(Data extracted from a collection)
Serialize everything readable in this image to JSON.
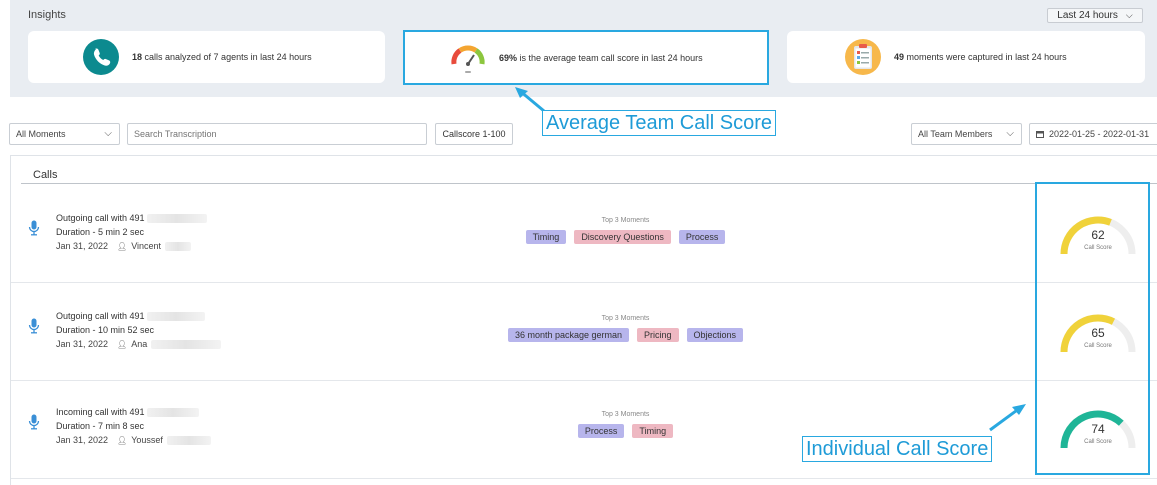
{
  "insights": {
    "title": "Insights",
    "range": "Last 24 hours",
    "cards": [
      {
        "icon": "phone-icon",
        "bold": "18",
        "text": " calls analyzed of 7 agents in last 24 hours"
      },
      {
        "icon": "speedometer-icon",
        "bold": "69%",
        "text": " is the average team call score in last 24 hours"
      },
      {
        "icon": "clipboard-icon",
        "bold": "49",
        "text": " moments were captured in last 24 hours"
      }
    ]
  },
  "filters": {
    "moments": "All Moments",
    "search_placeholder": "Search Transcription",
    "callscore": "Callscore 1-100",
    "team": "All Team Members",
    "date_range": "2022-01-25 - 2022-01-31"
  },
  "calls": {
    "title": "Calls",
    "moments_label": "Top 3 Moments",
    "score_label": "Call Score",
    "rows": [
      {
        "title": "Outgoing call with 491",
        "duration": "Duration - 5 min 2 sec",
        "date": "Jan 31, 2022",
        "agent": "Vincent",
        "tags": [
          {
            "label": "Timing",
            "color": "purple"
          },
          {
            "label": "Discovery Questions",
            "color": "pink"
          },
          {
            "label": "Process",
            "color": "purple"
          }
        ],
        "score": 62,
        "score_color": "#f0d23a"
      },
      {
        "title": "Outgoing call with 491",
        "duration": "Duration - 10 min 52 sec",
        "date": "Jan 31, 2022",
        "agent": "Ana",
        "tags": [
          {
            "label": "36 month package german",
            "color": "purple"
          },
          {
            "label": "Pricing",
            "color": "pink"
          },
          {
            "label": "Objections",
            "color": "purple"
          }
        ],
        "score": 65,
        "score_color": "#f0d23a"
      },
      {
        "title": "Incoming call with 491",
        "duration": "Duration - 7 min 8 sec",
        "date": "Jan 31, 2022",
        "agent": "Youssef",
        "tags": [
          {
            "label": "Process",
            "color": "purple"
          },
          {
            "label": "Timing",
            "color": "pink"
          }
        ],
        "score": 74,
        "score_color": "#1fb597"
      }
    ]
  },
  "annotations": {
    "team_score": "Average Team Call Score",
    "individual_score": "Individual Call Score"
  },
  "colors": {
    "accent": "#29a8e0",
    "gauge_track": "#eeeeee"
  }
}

...

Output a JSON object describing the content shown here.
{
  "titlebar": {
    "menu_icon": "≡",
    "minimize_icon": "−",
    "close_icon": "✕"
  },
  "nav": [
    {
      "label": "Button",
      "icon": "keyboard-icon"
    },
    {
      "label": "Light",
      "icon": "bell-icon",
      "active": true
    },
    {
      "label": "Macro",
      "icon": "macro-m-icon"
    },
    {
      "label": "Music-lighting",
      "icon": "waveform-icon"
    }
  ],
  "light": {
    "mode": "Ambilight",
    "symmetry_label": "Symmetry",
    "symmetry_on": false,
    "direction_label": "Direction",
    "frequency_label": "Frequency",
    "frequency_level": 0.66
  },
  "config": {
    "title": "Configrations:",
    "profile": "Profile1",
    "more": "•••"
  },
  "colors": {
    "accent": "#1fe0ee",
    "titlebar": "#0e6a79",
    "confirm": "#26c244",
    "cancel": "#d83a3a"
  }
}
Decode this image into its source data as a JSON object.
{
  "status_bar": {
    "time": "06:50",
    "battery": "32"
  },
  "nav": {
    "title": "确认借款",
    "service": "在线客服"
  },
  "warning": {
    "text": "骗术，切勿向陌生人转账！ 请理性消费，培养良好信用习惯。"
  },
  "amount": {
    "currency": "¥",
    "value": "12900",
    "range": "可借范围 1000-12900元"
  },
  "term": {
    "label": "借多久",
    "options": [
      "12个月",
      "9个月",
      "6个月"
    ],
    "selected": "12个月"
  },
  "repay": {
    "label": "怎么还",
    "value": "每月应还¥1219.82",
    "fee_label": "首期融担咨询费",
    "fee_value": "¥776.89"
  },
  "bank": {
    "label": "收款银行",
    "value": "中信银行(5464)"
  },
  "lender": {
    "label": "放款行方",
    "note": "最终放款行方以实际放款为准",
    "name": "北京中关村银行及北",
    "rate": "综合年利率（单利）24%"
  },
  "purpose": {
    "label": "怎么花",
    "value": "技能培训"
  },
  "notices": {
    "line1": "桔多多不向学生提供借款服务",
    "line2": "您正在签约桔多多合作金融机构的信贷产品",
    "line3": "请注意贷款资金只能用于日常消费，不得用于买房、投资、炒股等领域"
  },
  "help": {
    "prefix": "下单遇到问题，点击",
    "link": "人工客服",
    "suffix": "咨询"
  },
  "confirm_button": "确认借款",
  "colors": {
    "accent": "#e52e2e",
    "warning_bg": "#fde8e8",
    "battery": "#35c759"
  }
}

* * *

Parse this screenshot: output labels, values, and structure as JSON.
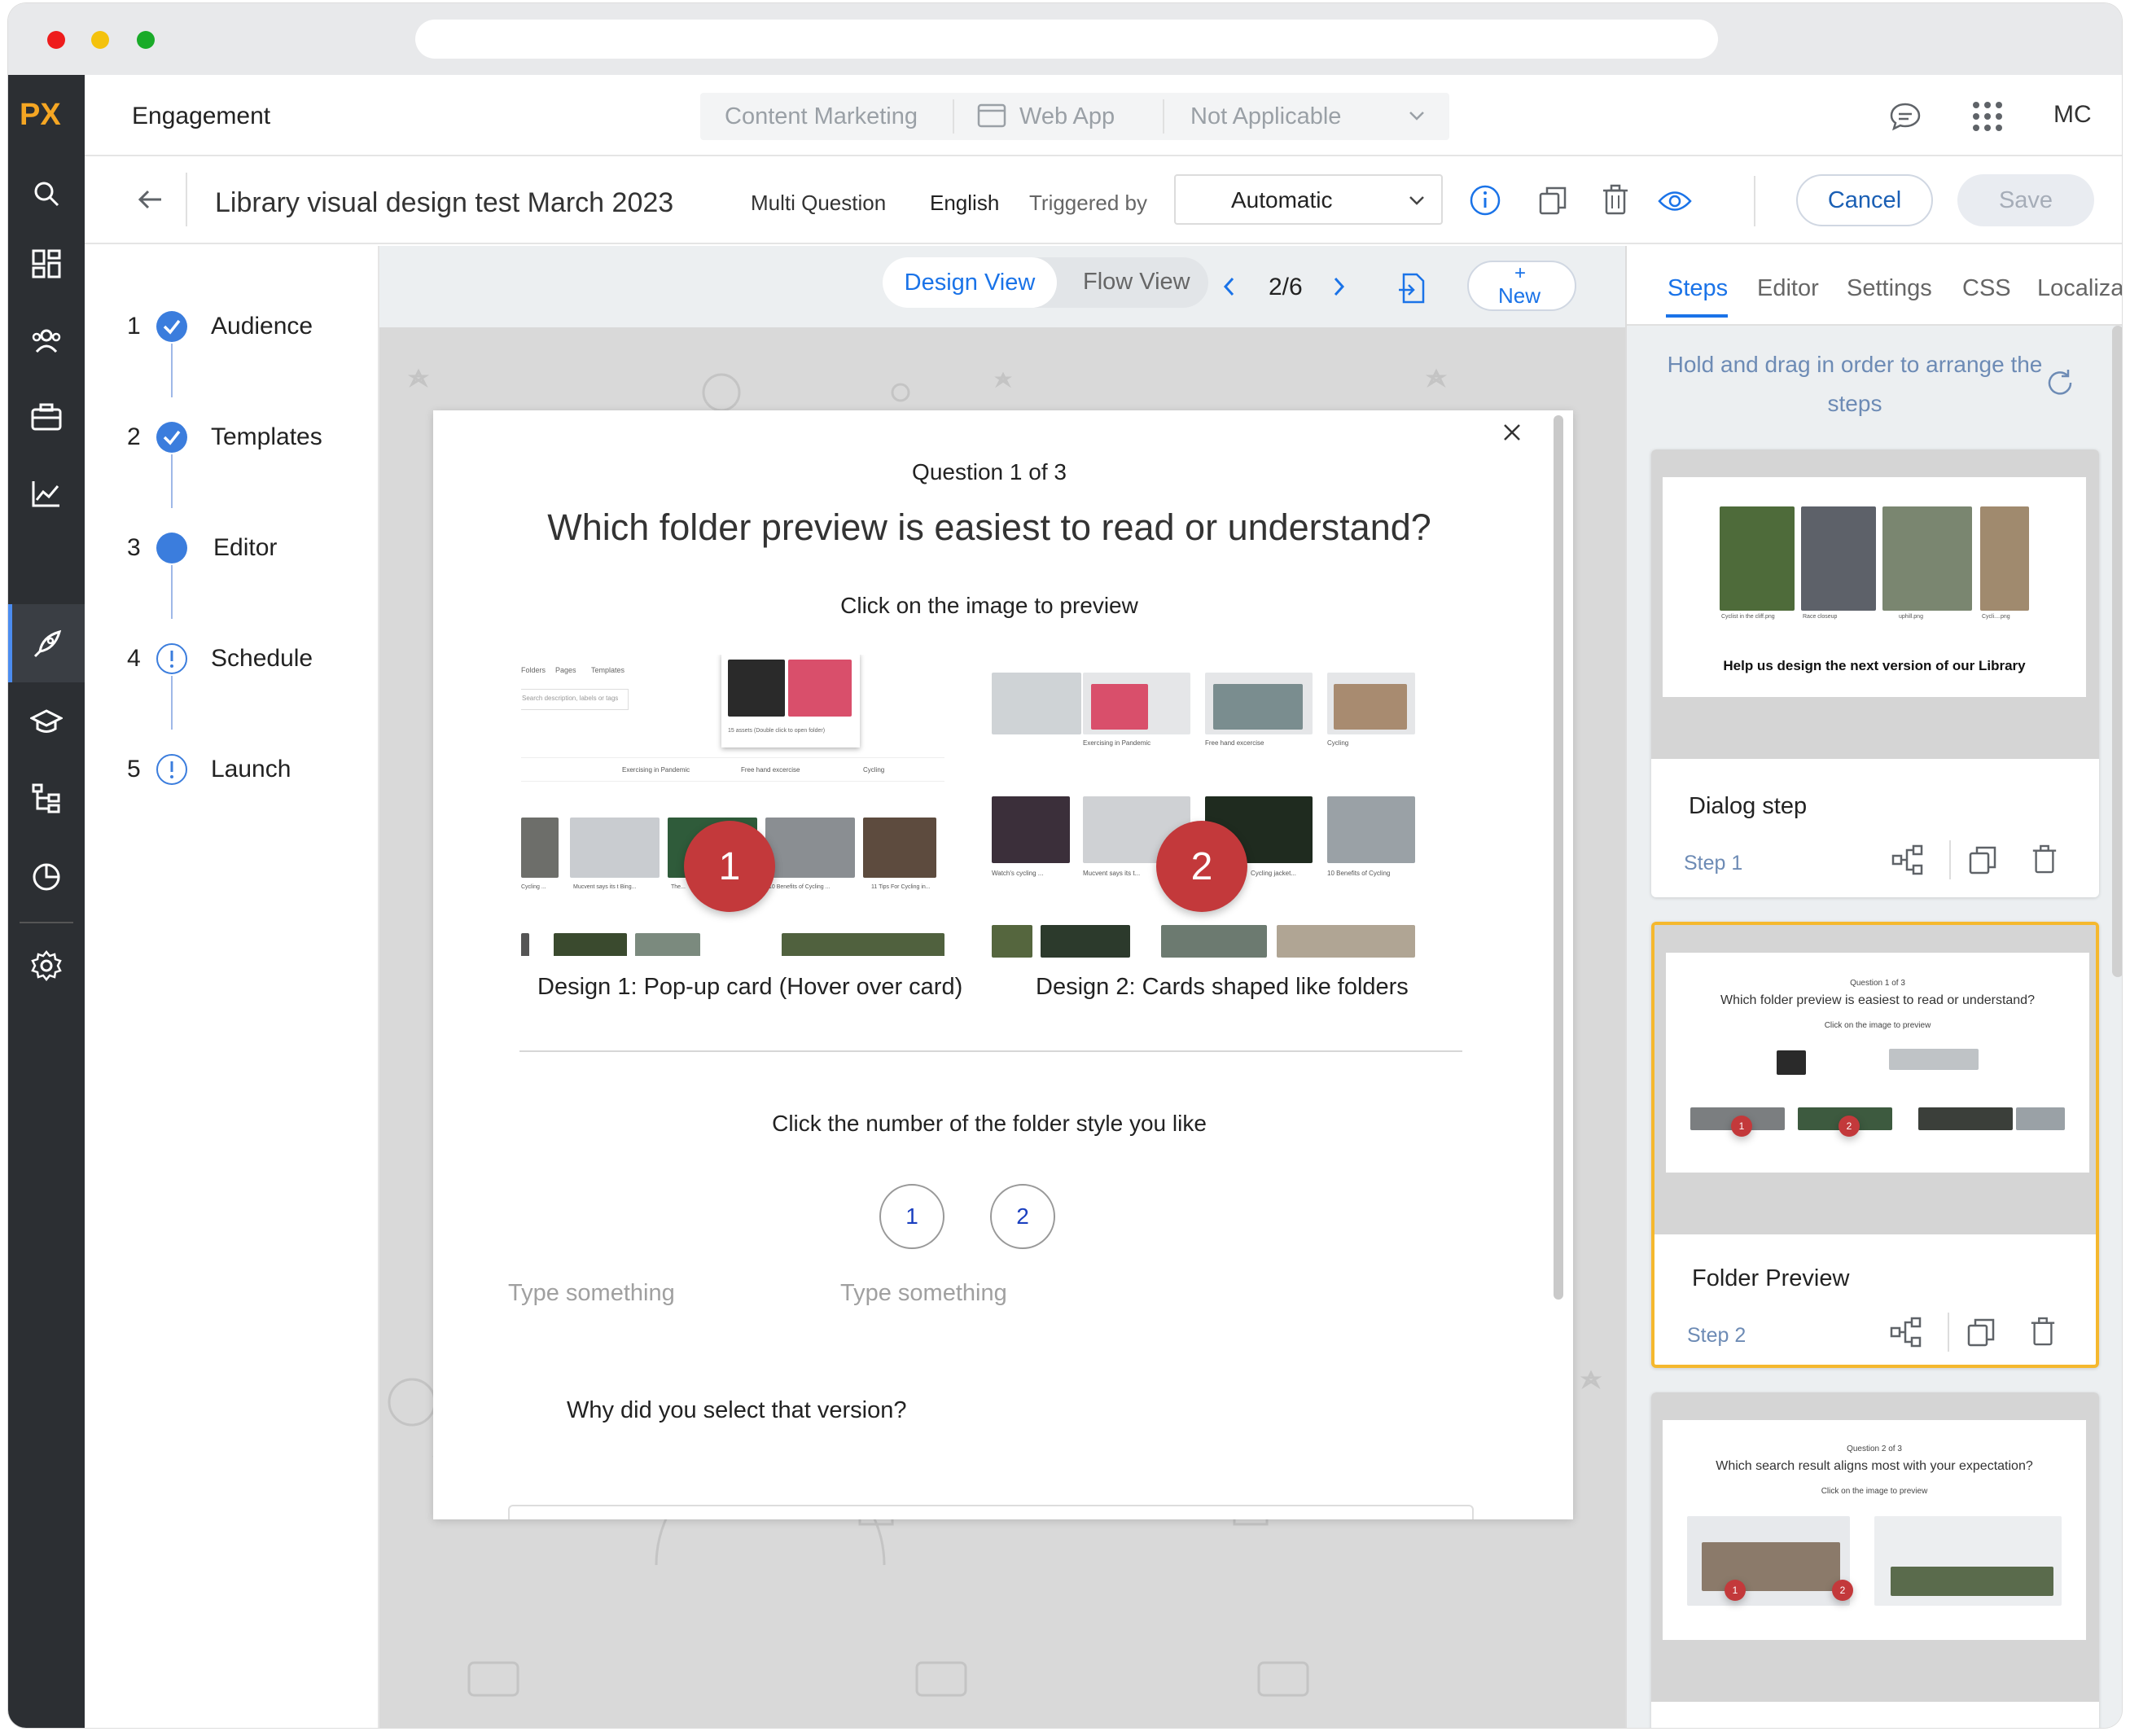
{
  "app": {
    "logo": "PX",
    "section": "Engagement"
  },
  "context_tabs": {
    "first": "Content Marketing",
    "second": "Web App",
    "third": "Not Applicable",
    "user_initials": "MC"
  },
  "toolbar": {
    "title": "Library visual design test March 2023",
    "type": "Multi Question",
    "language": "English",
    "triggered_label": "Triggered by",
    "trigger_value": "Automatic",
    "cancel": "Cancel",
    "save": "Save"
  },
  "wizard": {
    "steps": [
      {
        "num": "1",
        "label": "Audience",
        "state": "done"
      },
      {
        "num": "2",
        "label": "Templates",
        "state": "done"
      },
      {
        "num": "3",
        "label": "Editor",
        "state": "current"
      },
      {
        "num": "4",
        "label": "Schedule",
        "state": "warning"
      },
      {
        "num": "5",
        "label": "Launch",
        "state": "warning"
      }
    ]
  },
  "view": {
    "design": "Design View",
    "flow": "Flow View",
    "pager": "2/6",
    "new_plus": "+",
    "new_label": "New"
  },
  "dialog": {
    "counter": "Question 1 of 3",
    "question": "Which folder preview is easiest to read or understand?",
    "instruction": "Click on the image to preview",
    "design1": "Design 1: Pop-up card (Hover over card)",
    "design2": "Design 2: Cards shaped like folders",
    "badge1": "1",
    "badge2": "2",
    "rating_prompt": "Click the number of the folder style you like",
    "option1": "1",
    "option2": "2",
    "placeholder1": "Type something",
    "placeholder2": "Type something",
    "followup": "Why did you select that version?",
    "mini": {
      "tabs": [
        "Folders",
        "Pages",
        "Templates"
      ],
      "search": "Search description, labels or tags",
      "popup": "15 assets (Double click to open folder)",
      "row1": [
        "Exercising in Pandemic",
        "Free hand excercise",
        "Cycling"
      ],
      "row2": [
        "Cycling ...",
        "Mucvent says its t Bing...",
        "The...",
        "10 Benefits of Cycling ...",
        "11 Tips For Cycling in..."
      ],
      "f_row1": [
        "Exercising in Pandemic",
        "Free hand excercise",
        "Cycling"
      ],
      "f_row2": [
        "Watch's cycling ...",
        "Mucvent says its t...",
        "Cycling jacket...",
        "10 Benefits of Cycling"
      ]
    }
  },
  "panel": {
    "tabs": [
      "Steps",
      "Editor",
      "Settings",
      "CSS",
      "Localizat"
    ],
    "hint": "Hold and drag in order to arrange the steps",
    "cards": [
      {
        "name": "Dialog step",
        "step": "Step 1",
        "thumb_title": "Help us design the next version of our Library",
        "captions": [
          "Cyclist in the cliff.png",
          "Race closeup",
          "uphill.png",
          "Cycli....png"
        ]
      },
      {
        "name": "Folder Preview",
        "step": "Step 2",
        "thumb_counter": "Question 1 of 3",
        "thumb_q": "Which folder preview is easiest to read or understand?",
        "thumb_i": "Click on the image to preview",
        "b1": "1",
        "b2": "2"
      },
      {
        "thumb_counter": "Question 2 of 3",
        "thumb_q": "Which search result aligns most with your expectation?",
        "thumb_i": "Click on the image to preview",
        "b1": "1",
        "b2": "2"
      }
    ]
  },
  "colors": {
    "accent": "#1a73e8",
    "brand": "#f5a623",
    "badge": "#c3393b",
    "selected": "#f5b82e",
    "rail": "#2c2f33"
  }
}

_What the exercise asks_
Search the listing for the word "duration". Copy every line in which it occurs.

_Answer to this exercise_
        "duration": "Duration - 5 min 2 sec",
        "duration": "Duration - 10 min 52 sec",
        "duration": "Duration - 7 min 8 sec",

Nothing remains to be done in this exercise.